WORK TO DO: Read the lines that follow and pick out every one containing the word "gobierno".

[Items from a dataset]
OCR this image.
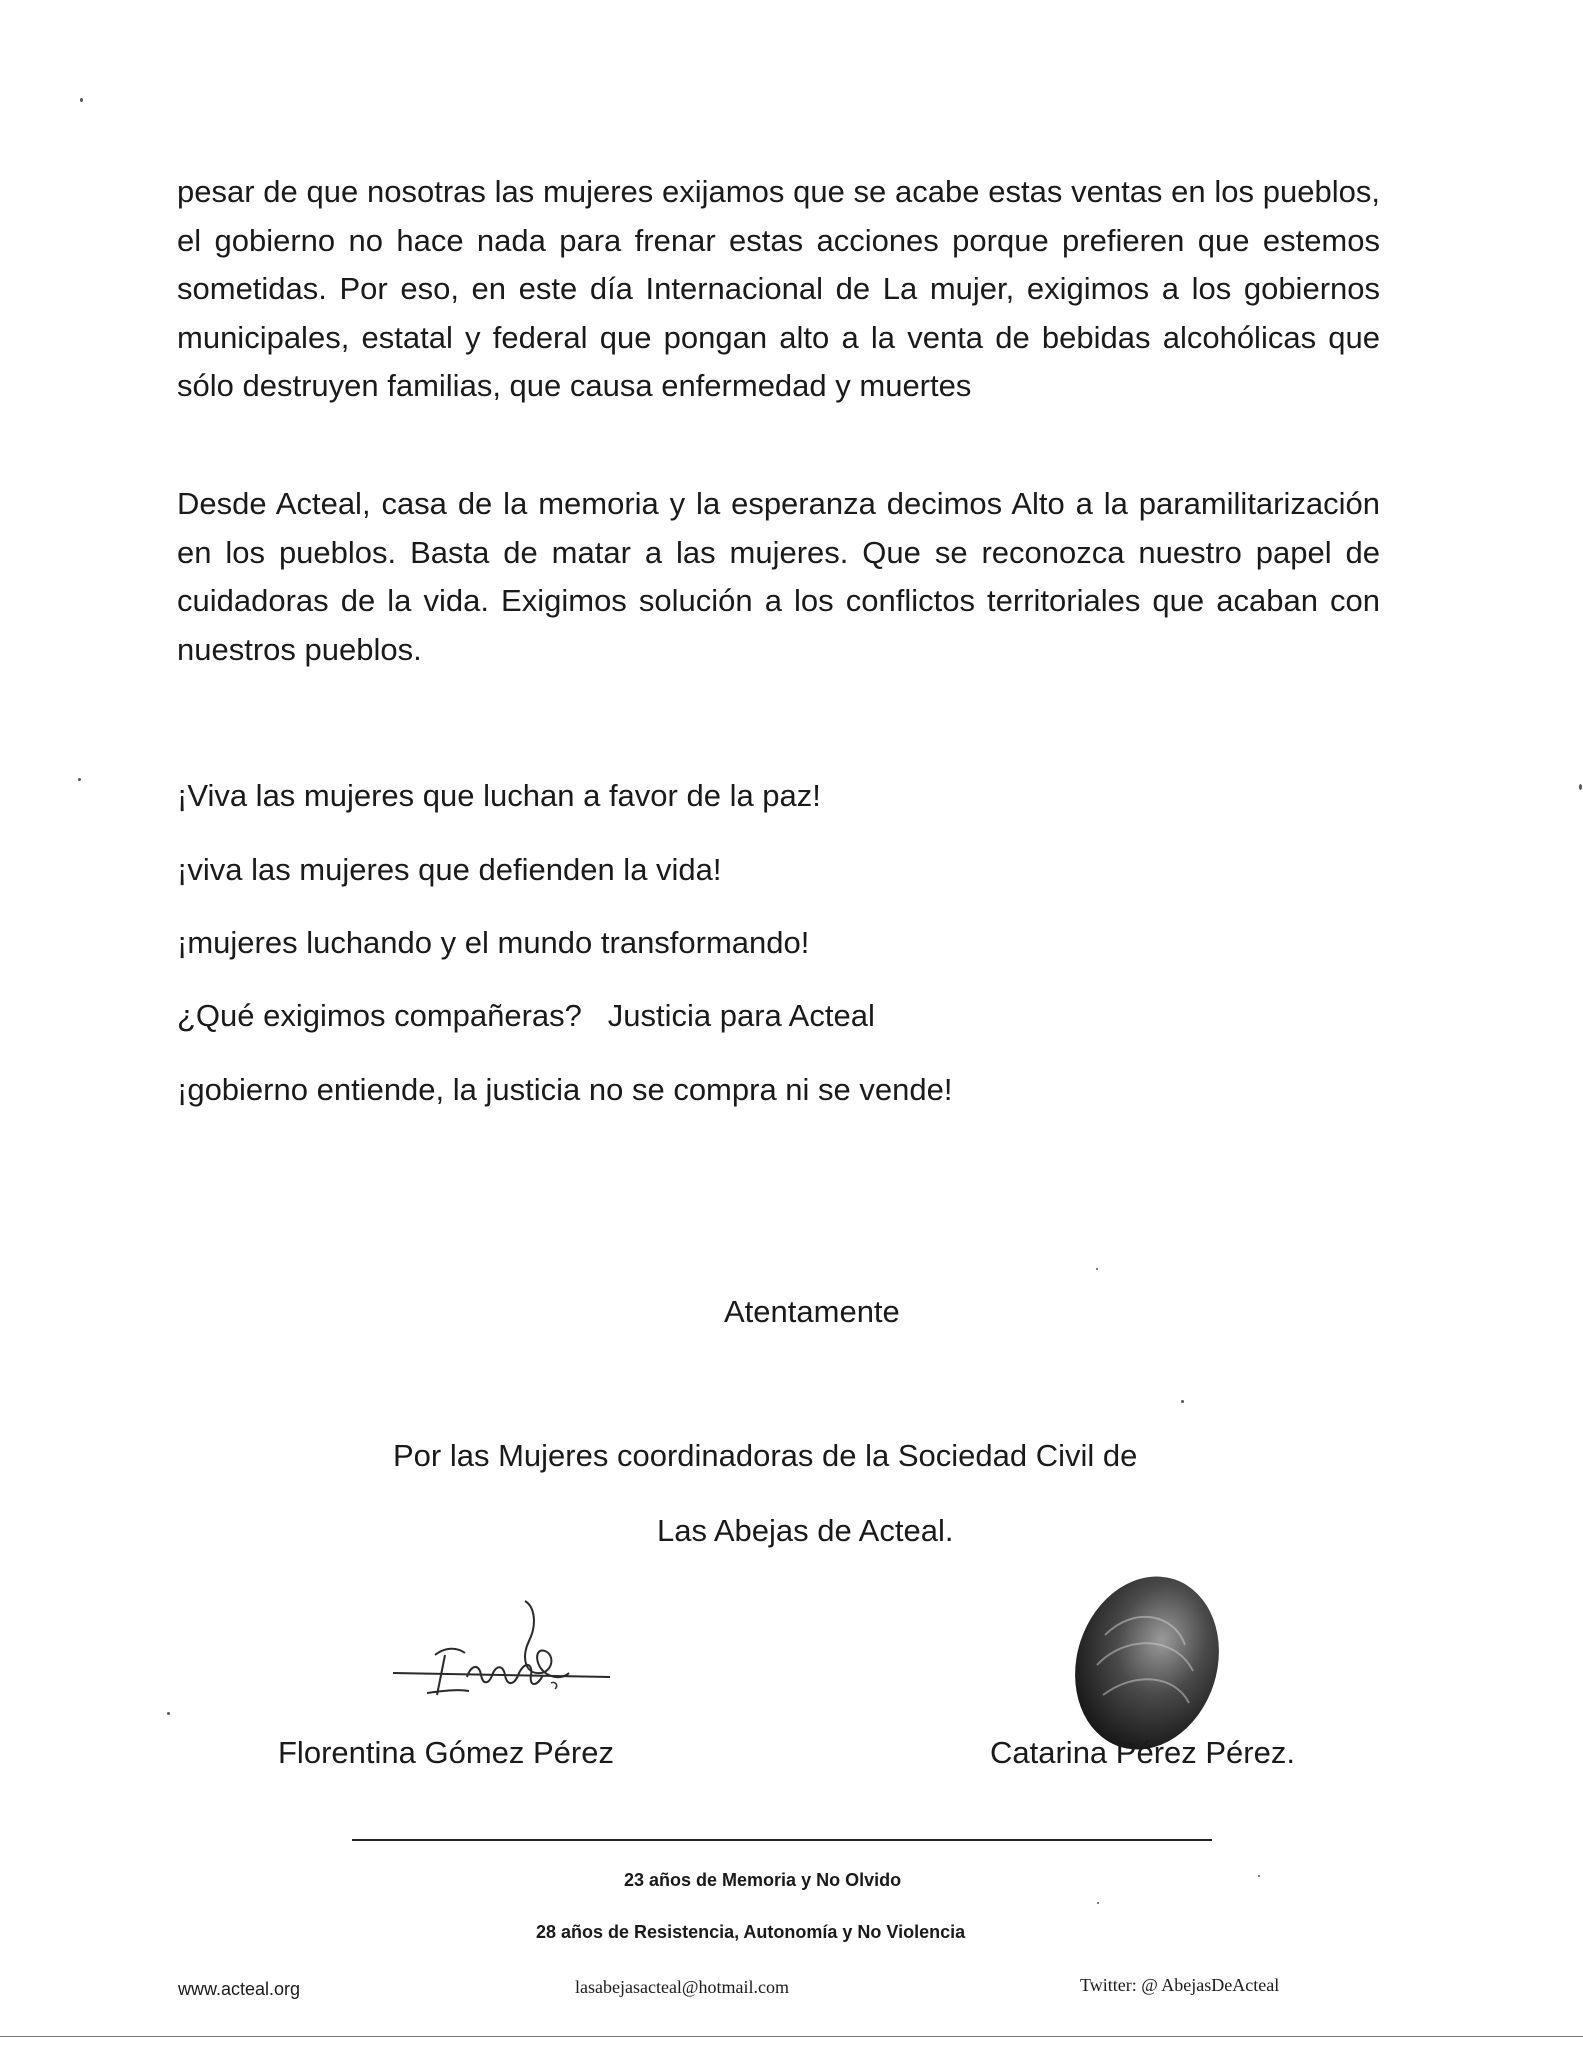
pesar de que nosotras las mujeres exijamos que se acabe estas ventas en los pueblos, el gobierno no hace nada para frenar estas acciones porque prefieren que estemos sometidas. Por eso, en este día Internacional de La mujer, exigimos a los gobiernos municipales, estatal y federal que pongan alto a la venta de bebidas alcohólicas que sólo destruyen familias, que causa enfermedad y muertes

Desde Acteal, casa de la memoria y la esperanza decimos Alto a la paramilitarización en los pueblos. Basta de matar a las mujeres. Que se reconozca nuestro papel de cuidadoras de la vida. Exigimos solución a los conflictos territoriales que acaban con nuestros pueblos.

¡Viva las mujeres que luchan a favor de la paz!

¡viva las mujeres que defienden la vida!

¡mujeres luchando y el mundo transformando!

¿Qué exigimos compañeras?   Justicia para Acteal

¡gobierno entiende, la justicia no se compra ni se vende!

Atentamente

Por las Mujeres coordinadoras de la Sociedad Civil de

Las Abejas de Acteal.

Florentina Gómez Pérez	Catarina Pérez Pérez.
23 años de Memoria y No Olvido
28 años de Resistencia, Autonomía y No Violencia
www.acteal.org	lasabejasacteal@hotmail.com	Twitter: @ AbejasDeActeal
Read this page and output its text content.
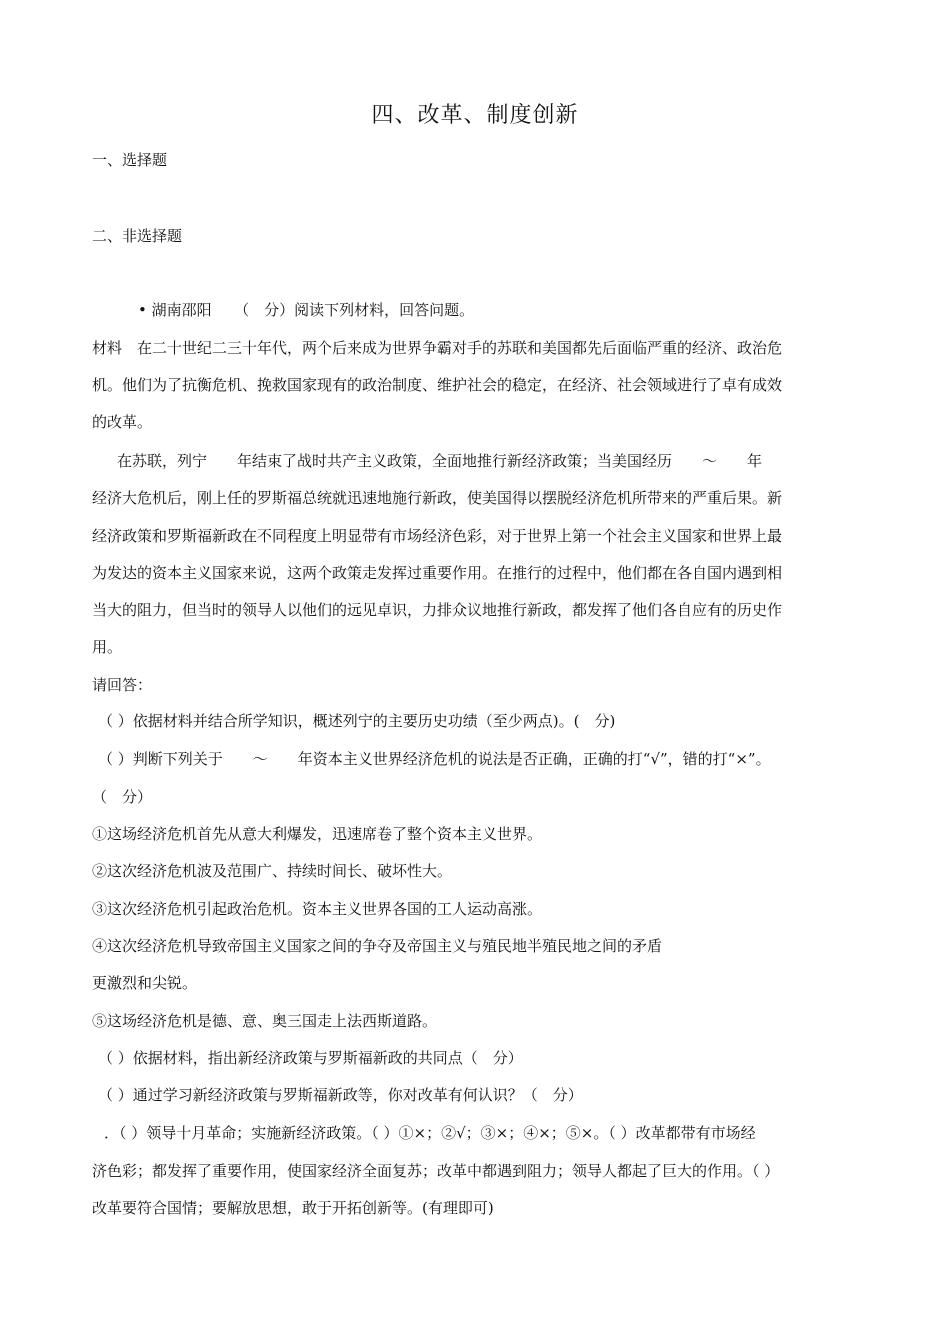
四、改革、制度创新
一、选择题
二、非选择题
• 湖南邵阳　　（　分）阅读下列材料，回答问题。
材料　在二十世纪二三十年代，两个后来成为世界争霸对手的苏联和美国都先后面临严重的经济、政治危
机。他们为了抗衡危机、挽救国家现有的政治制度、维护社会的稳定，在经济、社会领域进行了卓有成效
的改革。
在苏联，列宁　　年结束了战时共产主义政策，全面地推行新经济政策；当美国经历　　～　　年
经济大危机后，刚上任的罗斯福总统就迅速地施行新政，使美国得以摆脱经济危机所带来的严重后果。新
经济政策和罗斯福新政在不同程度上明显带有市场经济色彩，对于世界上第一个社会主义国家和世界上最
为发达的资本主义国家来说，这两个政策走发挥过重要作用。在推行的过程中，他们都在各自国内遇到相
当大的阻力，但当时的领导人以他们的远见卓识，力排众议地推行新政，都发挥了他们各自应有的历史作
用。
请回答：
（ ）依据材料并结合所学知识，概述列宁的主要历史功绩（至少两点)。(　分)
（ ）判断下列关于　　～　　年资本主义世界经济危机的说法是否正确，正确的打“√”，错的打“×”。
（　分）
①这场经济危机首先从意大利爆发，迅速席卷了整个资本主义世界。
②这次经济危机波及范围广、持续时间长、破坏性大。
③这次经济危机引起政治危机。资本主义世界各国的工人运动高涨。
④这次经济危机导致帝国主义国家之间的争夺及帝国主义与殖民地半殖民地之间的矛盾
更激烈和尖锐。
⑤这场经济危机是德、意、奥三国走上法西斯道路。
（ ）依据材料，指出新经济政策与罗斯福新政的共同点（　分）
（ ）通过学习新经济政策与罗斯福新政等，你对改革有何认识？（　分）
．（ ）领导十月革命；实施新经济政策。（ ）①×；②√；③×；④×；⑤×。（ ）改革都带有市场经
济色彩；都发挥了重要作用，使国家经济全面复苏；改革中都遇到阻力；领导人都起了巨大的作用。（ ）
改革要符合国情；要解放思想，敢于开拓创新等。(有理即可)
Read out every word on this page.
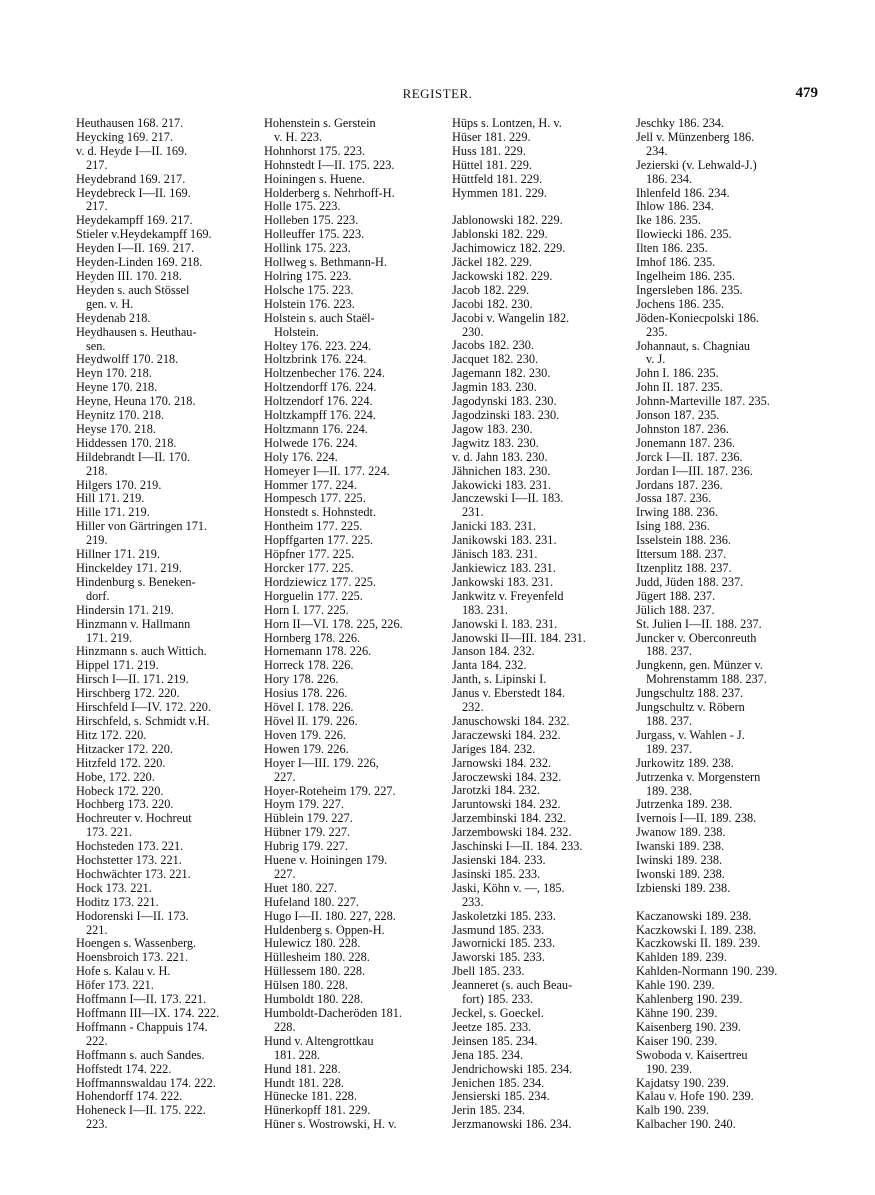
REGISTER.	479
Heuthausen 168. 217.
Heycking 169. 217.
v. d. Heyde I—II. 169.
217.
Heydebrand 169. 217.
Heydebreck I—II. 169.
217.
Heydekampff 169. 217.
Stieler v.Heydekampff 169.
Heyden I—II. 169. 217.
Heyden-Linden 169. 218.
Heyden III. 170. 218.
Heyden s. auch Stössel
gen. v. H.
Heydenab 218.
Heydhausen s. Heuthau-
sen.
Heydwolff 170. 218.
Heyn 170. 218.
Heyne 170. 218.
Heyne, Heuna 170. 218.
Heynitz 170. 218.
Heyse 170. 218.
Hiddessen 170. 218.
Hildebrandt I—II. 170.
218.
Hilgers 170. 219.
Hill 171. 219.
Hille 171. 219.
Hiller von Gärtringen 171.
219.
Hillner 171. 219.
Hinckeldey 171. 219.
Hindenburg s. Beneken-
dorf.
Hindersin 171. 219.
Hinzmann v. Hallmann
171. 219.
Hinzmann s. auch Wittich.
Hippel 171. 219.
Hirsch I—II. 171. 219.
Hirschberg 172. 220.
Hirschfeld I—IV. 172. 220.
Hirschfeld, s. Schmidt v.H.
Hitz 172. 220.
Hitzacker 172. 220.
Hitzfeld 172. 220.
Hobe, 172. 220.
Hobeck 172. 220.
Hochberg 173. 220.
Hochreuter v. Hochreut
173. 221.
Hochsteden 173. 221.
Hochstetter 173. 221.
Hochwächter 173. 221.
Hock 173. 221.
Hoditz 173. 221.
Hodorenski I—II. 173.
221.
Hoengen s. Wassenberg.
Hoensbroich 173. 221.
Hofe s. Kalau v. H.
Höfer 173. 221.
Hoffmann I—II. 173. 221.
Hoffmann III—IX. 174. 222.
Hoffmann - Chappuis 174.
222.
Hoffmann s. auch Sandes.
Hoffstedt 174. 222.
Hoffmannswaldau 174. 222.
Hohendorff 174. 222.
Hoheneck I—II. 175. 222.
223.
Hohenstein s. Gerstein
v. H. 223.
Hohnhorst 175. 223.
Hohnstedt I—II. 175. 223.
Hoiningen s. Huene.
Holderberg s. Nehrhoff-H.
Holle 175. 223.
Holleben 175. 223.
Holleuffer 175. 223.
Hollink 175. 223.
Hollweg s. Bethmann-H.
Holring 175. 223.
Holsche 175. 223.
Holstein 176. 223.
Holstein s. auch Staël-
Holstein.
Holtey 176. 223. 224.
Holtzbrink 176. 224.
Holtzenbecher 176. 224.
Holtzendorff 176. 224.
Holtzendorf 176. 224.
Holtzkampff 176. 224.
Holtzmann 176. 224.
Holwede 176. 224.
Holy 176. 224.
Homeyer I—II. 177. 224.
Hommer 177. 224.
Hompesch 177. 225.
Honstedt s. Hohnstedt.
Hontheim 177. 225.
Hopffgarten 177. 225.
Höpfner 177. 225.
Horcker 177. 225.
Hordziewicz 177. 225.
Horguelin 177. 225.
Horn I. 177. 225.
Horn II—VI. 178. 225, 226.
Hornberg 178. 226.
Hornemann 178. 226.
Horreck 178. 226.
Hory 178. 226.
Hosius 178. 226.
Hövel I. 178. 226.
Hövel II. 179. 226.
Hoven 179. 226.
Howen 179. 226.
Hoyer I—III. 179. 226,
227.
Hoyer-Roteheim 179. 227.
Hoym 179. 227.
Hüblein 179. 227.
Hübner 179. 227.
Hubrig 179. 227.
Huene v. Hoiningen 179.
227.
Huet 180. 227.
Hufeland 180. 227.
Hugo I—II. 180. 227, 228.
Huldenberg s. Oppen-H.
Hulewicz 180. 228.
Hüllesheim 180. 228.
Hüllessem 180. 228.
Hülsen 180. 228.
Humboldt 180. 228.
Humboldt-Dacheröden 181.
228.
Hund v. Altengrottkau
181. 228.
Hund 181. 228.
Hundt 181. 228.
Hünecke 181. 228.
Hünerkopff 181. 229.
Hüner s. Wostrowski, H. v.
Hüps s. Lontzen, H. v.
Hüser 181. 229.
Huss 181. 229.
Hüttel 181. 229.
Hüttfeld 181. 229.
Hymmen 181. 229.
Jablonowski 182. 229.
Jablonski 182. 229.
Jachimowicz 182. 229.
Jäckel 182. 229.
Jackowski 182. 229.
Jacob 182. 229.
Jacobi 182. 230.
Jacobi v. Wangelin 182.
230.
Jacobs 182. 230.
Jacquet 182. 230.
Jagemann 182. 230.
Jagmin 183. 230.
Jagodynski 183. 230.
Jagodzinski 183. 230.
Jagow 183. 230.
Jagwitz 183. 230.
v. d. Jahn 183. 230.
Jähnichen 183. 230.
Jakowicki 183. 231.
Janczewski I—II. 183.
231.
Janicki 183. 231.
Janikowski 183. 231.
Jänisch 183. 231.
Jankiewicz 183. 231.
Jankowski 183. 231.
Jankwitz v. Freyenfeld
183. 231.
Janowski I. 183. 231.
Janowski II—III. 184. 231.
Janson 184. 232.
Janta 184. 232.
Janth, s. Lipinski I.
Janus v. Eberstedt 184.
232.
Januschowski 184. 232.
Jaraczewski 184. 232.
Jariges 184. 232.
Jarnowski 184. 232.
Jaroczewski 184. 232.
Jarotzki 184. 232.
Jaruntowski 184. 232.
Jarzembinski 184. 232.
Jarzembowski 184. 232.
Jaschinski I—II. 184. 233.
Jasienski 184. 233.
Jasinski 185. 233.
Jaski, Köhn v. —, 185.
233.
Jaskoletzki 185. 233.
Jasmund 185. 233.
Jawornicki 185. 233.
Jaworski 185. 233.
Jbell 185. 233.
Jeanneret (s. auch Beau-
fort) 185. 233.
Jeckel, s. Goeckel.
Jeetze 185. 233.
Jeinsen 185. 234.
Jena 185. 234.
Jendrichowski 185. 234.
Jenichen 185. 234.
Jensierski 185. 234.
Jerin 185. 234.
Jerzmanowski 186. 234.
Jeschky 186. 234.
Jell v. Münzenberg 186.
234.
Jezierski (v. Lehwald-J.)
186. 234.
Ihlenfeld 186. 234.
Ihlow 186. 234.
Ike 186. 235.
Ilowiecki 186. 235.
Ilten 186. 235.
Imhof 186. 235.
Ingelheim 186. 235.
Ingersleben 186. 235.
Jochens 186. 235.
Jöden-Koniecpolski 186.
235.
Johannaut, s. Chagniau
v. J.
John I. 186. 235.
John II. 187. 235.
Johnn-Marteville 187. 235.
Jonson 187. 235.
Johnston 187. 236.
Jonemann 187. 236.
Jorck I—II. 187. 236.
Jordan I—III. 187. 236.
Jordans 187. 236.
Jossa 187. 236.
Irwing 188. 236.
Ising 188. 236.
Isselstein 188. 236.
Ittersum 188. 237.
Itzenplitz 188. 237.
Judd, Jüden 188. 237.
Jügert 188. 237.
Jülich 188. 237.
St. Julien I—II. 188. 237.
Juncker v. Oberconreuth
188. 237.
Jungkenn, gen. Münzer v.
Mohrenstamm 188. 237.
Jungschultz 188. 237.
Jungschultz v. Röbern
188. 237.
Jurgass, v. Wahlen - J.
189. 237.
Jurkowitz 189. 238.
Jutrzenka v. Morgenstern
189. 238.
Jutrzenka 189. 238.
Ivernois I—II. 189. 238.
Jwanow 189. 238.
Iwanski 189. 238.
Iwinski 189. 238.
Iwonski 189. 238.
Izbienski 189. 238.
Kaczanowski 189. 238.
Kaczkowski I. 189. 238.
Kaczkowski II. 189. 239.
Kahlden 189. 239.
Kahlden-Normann 190. 239.
Kahle 190. 239.
Kahlenberg 190. 239.
Kähne 190. 239.
Kaisenberg 190. 239.
Kaiser 190. 239.
Swoboda v. Kaisertreu
190. 239.
Kajdatsy 190. 239.
Kalau v. Hofe 190. 239.
Kalb 190. 239.
Kalbacher 190. 240.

TASK OUTPUT:
pesar de que nosotras las mujeres exijamos que se acabe estas ventas en los pueblos, el gobierno no hace nada para frenar estas acciones porque prefieren que estemos sometidas. Por eso, en este día Internacional de La mujer, exigimos a los gobiernos municipales, estatal y federal que pongan alto a la venta de bebidas alcohólicas que sólo destruyen familias, que causa enfermedad y muertes
¡gobierno entiende, la justicia no se compra ni se vende!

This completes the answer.